§ **SHORT TASK**: Write out each line of the listing as it stands, without the images.

§ **EXERCISE INPUT**:
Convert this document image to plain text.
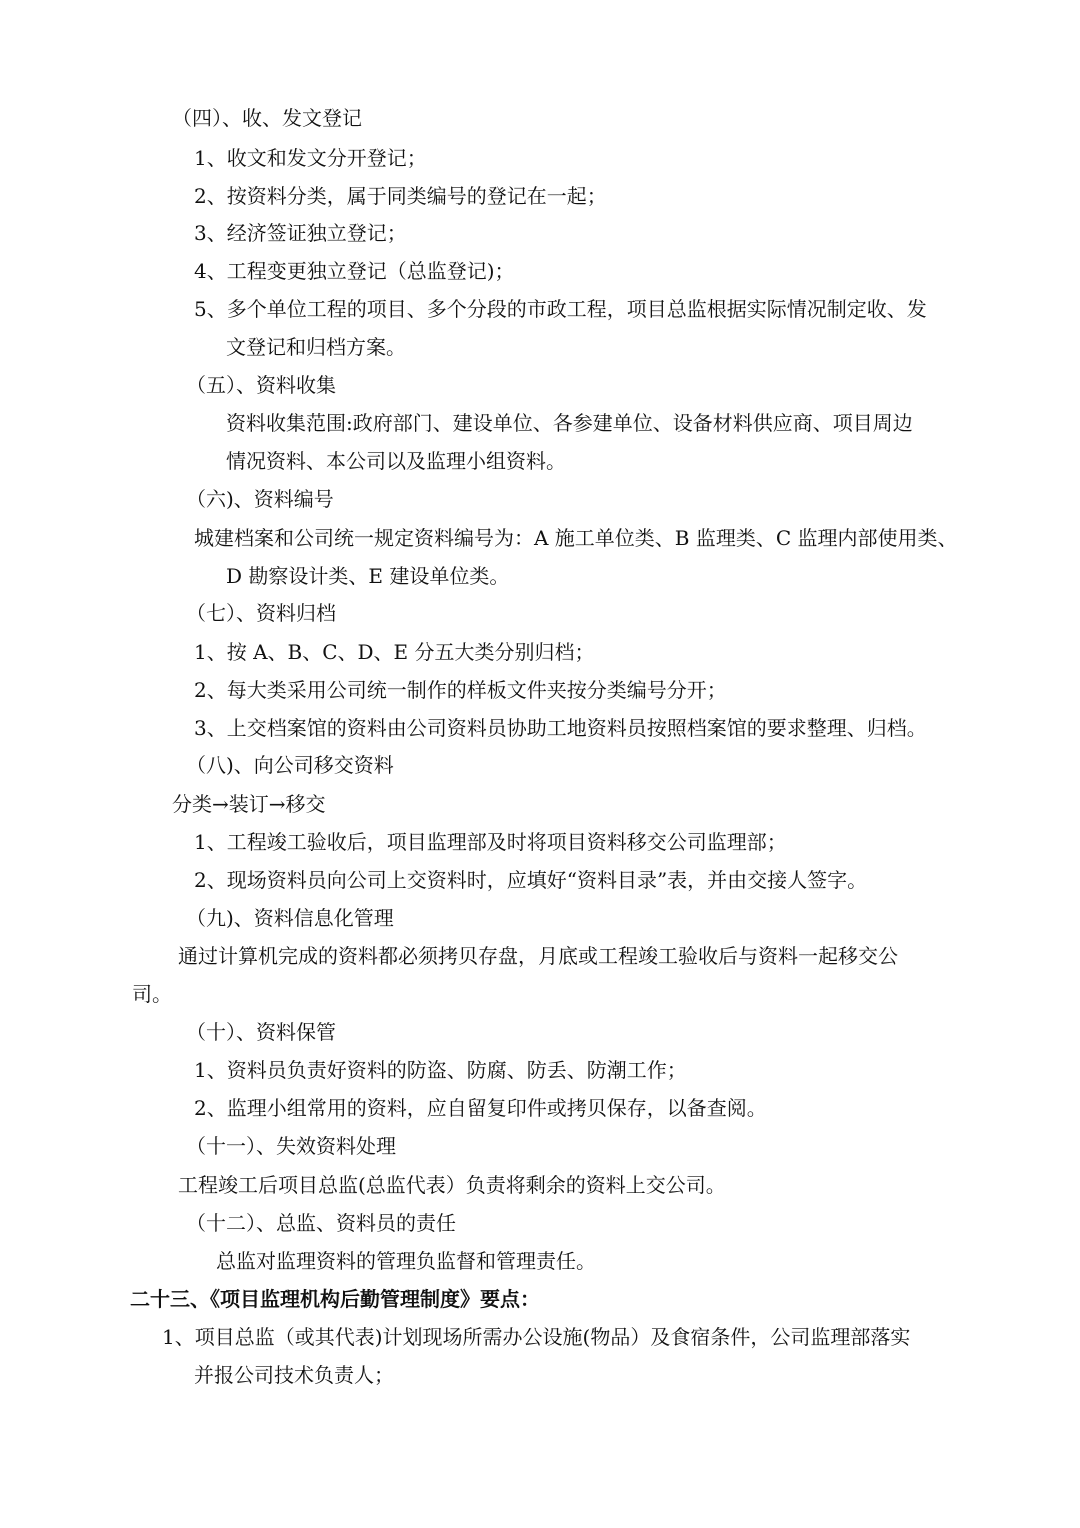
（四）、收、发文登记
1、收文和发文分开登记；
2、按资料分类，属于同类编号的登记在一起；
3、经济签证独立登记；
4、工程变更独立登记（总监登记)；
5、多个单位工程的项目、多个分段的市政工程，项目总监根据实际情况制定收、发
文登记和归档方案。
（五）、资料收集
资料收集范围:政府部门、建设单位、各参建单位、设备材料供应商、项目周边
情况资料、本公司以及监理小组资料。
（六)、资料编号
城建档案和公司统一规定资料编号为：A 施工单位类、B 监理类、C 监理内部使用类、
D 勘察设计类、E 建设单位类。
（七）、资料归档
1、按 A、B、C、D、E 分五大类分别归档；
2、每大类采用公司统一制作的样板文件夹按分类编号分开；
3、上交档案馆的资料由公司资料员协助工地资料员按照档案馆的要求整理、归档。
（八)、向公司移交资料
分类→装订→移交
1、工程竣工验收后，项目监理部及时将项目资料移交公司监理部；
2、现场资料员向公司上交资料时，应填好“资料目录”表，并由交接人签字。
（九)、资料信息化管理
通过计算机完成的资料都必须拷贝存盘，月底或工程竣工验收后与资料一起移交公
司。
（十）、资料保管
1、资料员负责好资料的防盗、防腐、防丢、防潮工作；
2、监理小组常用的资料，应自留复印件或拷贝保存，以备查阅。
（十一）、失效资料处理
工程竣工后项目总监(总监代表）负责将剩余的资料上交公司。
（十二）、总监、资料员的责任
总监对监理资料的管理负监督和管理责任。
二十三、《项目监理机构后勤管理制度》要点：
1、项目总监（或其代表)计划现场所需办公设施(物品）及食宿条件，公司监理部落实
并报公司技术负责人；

§ **WRITTEN REPLY**:
Convert this document image to plain text.
（四）、收、发文登记
1、收文和发文分开登记；
2、按资料分类，属于同类编号的登记在一起；
3、经济签证独立登记；
4、工程变更独立登记（总监登记)；
5、多个单位工程的项目、多个分段的市政工程，项目总监根据实际情况制定收、发
文登记和归档方案。
（五）、资料收集
资料收集范围:政府部门、建设单位、各参建单位、设备材料供应商、项目周边
情况资料、本公司以及监理小组资料。
（六)、资料编号
城建档案和公司统一规定资料编号为：A 施工单位类、B 监理类、C 监理内部使用类、
D 勘察设计类、E 建设单位类。
（七）、资料归档
1、按 A、B、C、D、E 分五大类分别归档；
2、每大类采用公司统一制作的样板文件夹按分类编号分开；
3、上交档案馆的资料由公司资料员协助工地资料员按照档案馆的要求整理、归档。
（八)、向公司移交资料
分类→装订→移交
1、工程竣工验收后，项目监理部及时将项目资料移交公司监理部；
2、现场资料员向公司上交资料时，应填好“资料目录”表，并由交接人签字。
（九)、资料信息化管理
通过计算机完成的资料都必须拷贝存盘，月底或工程竣工验收后与资料一起移交公
司。
（十）、资料保管
1、资料员负责好资料的防盗、防腐、防丢、防潮工作；
2、监理小组常用的资料，应自留复印件或拷贝保存，以备查阅。
（十一）、失效资料处理
工程竣工后项目总监(总监代表）负责将剩余的资料上交公司。
（十二）、总监、资料员的责任
总监对监理资料的管理负监督和管理责任。
二十三、《项目监理机构后勤管理制度》要点：
1、项目总监（或其代表)计划现场所需办公设施(物品）及食宿条件，公司监理部落实
并报公司技术负责人；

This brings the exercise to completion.